Extracted records
┌──

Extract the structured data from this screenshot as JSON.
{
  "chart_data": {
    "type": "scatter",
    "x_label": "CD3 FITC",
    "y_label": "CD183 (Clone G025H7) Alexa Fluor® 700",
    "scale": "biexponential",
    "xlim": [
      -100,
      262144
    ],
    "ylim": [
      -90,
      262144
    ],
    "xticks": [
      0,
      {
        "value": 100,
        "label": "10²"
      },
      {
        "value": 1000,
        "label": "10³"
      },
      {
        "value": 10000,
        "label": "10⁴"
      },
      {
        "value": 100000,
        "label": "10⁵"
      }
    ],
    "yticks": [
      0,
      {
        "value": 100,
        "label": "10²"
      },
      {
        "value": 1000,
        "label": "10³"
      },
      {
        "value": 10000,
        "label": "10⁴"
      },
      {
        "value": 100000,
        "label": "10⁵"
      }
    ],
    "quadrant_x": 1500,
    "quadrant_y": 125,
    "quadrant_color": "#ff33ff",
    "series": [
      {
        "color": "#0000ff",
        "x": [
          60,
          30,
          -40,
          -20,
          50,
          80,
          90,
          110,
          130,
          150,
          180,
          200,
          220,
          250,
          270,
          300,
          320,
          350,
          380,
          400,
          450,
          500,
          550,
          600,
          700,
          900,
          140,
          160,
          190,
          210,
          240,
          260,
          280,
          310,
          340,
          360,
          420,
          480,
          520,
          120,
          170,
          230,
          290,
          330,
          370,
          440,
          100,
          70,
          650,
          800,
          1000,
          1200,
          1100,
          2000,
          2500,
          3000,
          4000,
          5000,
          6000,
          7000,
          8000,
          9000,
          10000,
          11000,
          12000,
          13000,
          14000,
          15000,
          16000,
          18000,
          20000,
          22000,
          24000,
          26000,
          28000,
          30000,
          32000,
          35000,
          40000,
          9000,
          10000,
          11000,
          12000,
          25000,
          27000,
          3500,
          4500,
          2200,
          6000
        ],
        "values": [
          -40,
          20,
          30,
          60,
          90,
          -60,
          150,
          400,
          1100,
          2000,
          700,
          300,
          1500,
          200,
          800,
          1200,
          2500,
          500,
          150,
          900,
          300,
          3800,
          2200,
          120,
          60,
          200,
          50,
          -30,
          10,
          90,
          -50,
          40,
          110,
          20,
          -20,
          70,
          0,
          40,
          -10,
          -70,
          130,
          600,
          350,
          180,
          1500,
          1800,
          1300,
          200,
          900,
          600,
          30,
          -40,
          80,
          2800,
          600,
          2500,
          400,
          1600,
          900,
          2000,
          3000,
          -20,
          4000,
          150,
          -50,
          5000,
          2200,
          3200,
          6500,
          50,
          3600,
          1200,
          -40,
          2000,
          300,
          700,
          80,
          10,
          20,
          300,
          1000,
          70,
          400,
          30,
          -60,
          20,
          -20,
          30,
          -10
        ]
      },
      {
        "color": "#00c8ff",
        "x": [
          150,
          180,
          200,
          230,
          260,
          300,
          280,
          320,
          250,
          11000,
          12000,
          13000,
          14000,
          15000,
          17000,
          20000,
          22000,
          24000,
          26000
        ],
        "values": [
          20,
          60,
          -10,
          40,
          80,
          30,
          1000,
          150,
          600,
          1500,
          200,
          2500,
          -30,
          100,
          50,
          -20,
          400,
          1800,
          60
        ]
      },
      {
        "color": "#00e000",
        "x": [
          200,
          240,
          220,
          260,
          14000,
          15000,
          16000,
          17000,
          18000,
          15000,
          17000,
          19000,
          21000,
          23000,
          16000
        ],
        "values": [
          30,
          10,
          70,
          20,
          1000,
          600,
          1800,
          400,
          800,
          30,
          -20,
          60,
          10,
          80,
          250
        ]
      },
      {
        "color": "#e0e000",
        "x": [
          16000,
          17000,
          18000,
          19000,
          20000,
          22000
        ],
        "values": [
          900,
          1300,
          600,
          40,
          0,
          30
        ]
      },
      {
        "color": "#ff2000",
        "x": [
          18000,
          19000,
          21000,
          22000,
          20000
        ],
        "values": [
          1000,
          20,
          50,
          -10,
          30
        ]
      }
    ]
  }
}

└──

- SHORT EXERCISE
Retype every record above exactly as it appears.

- FULL ANSWER
Extract the structured data from this screenshot as JSON.
{
  "chart_data": {
    "type": "scatter",
    "x_label": "CD3 FITC",
    "y_label": "CD183 (Clone G025H7) Alexa Fluor® 700",
    "scale": "biexponential",
    "xlim": [
      -100,
      262144
    ],
    "ylim": [
      -90,
      262144
    ],
    "xticks": [
      0,
      {
        "value": 100,
        "label": "10²"
      },
      {
        "value": 1000,
        "label": "10³"
      },
      {
        "value": 10000,
        "label": "10⁴"
      },
      {
        "value": 100000,
        "label": "10⁵"
      }
    ],
    "yticks": [
      0,
      {
        "value": 100,
        "label": "10²"
      },
      {
        "value": 1000,
        "label": "10³"
      },
      {
        "value": 10000,
        "label": "10⁴"
      },
      {
        "value": 100000,
        "label": "10⁵"
      }
    ],
    "quadrant_x": 1500,
    "quadrant_y": 125,
    "quadrant_color": "#ff33ff",
    "series": [
      {
        "color": "#0000ff",
        "x": [
          60,
          30,
          -40,
          -20,
          50,
          80,
          90,
          110,
          130,
          150,
          180,
          200,
          220,
          250,
          270,
          300,
          320,
          350,
          380,
          400,
          450,
          500,
          550,
          600,
          700,
          900,
          140,
          160,
          190,
          210,
          240,
          260,
          280,
          310,
          340,
          360,
          420,
          480,
          520,
          120,
          170,
          230,
          290,
          330,
          370,
          440,
          100,
          70,
          650,
          800,
          1000,
          1200,
          1100,
          2000,
          2500,
          3000,
          4000,
          5000,
          6000,
          7000,
          8000,
          9000,
          10000,
          11000,
          12000,
          13000,
          14000,
          15000,
          16000,
          18000,
          20000,
          22000,
          24000,
          26000,
          28000,
          30000,
          32000,
          35000,
          40000,
          9000,
          10000,
          11000,
          12000,
          25000,
          27000,
          3500,
          4500,
          2200,
          6000
        ],
        "values": [
          -40,
          20,
          30,
          60,
          90,
          -60,
          150,
          400,
          1100,
          2000,
          700,
          300,
          1500,
          200,
          800,
          1200,
          2500,
          500,
          150,
          900,
          300,
          3800,
          2200,
          120,
          60,
          200,
          50,
          -30,
          10,
          90,
          -50,
          40,
          110,
          20,
          -20,
          70,
          0,
          40,
          -10,
          -70,
          130,
          600,
          350,
          180,
          1500,
          1800,
          1300,
          200,
          900,
          600,
          30,
          -40,
          80,
          2800,
          600,
          2500,
          400,
          1600,
          900,
          2000,
          3000,
          -20,
          4000,
          150,
          -50,
          5000,
          2200,
          3200,
          6500,
          50,
          3600,
          1200,
          -40,
          2000,
          300,
          700,
          80,
          10,
          20,
          300,
          1000,
          70,
          400,
          30,
          -60,
          20,
          -20,
          30,
          -10
        ]
      },
      {
        "color": "#00c8ff",
        "x": [
          150,
          180,
          200,
          230,
          260,
          300,
          280,
          320,
          250,
          11000,
          12000,
          13000,
          14000,
          15000,
          17000,
          20000,
          22000,
          24000,
          26000
        ],
        "values": [
          20,
          60,
          -10,
          40,
          80,
          30,
          1000,
          150,
          600,
          1500,
          200,
          2500,
          -30,
          100,
          50,
          -20,
          400,
          1800,
          60
        ]
      },
      {
        "color": "#00e000",
        "x": [
          200,
          240,
          220,
          260,
          14000,
          15000,
          16000,
          17000,
          18000,
          15000,
          17000,
          19000,
          21000,
          23000,
          16000
        ],
        "values": [
          30,
          10,
          70,
          20,
          1000,
          600,
          1800,
          400,
          800,
          30,
          -20,
          60,
          10,
          80,
          250
        ]
      },
      {
        "color": "#e0e000",
        "x": [
          16000,
          17000,
          18000,
          19000,
          20000,
          22000
        ],
        "values": [
          900,
          1300,
          600,
          40,
          0,
          30
        ]
      },
      {
        "color": "#ff2000",
        "x": [
          18000,
          19000,
          21000,
          22000,
          20000
        ],
        "values": [
          1000,
          20,
          50,
          -10,
          30
        ]
      }
    ]
  }
}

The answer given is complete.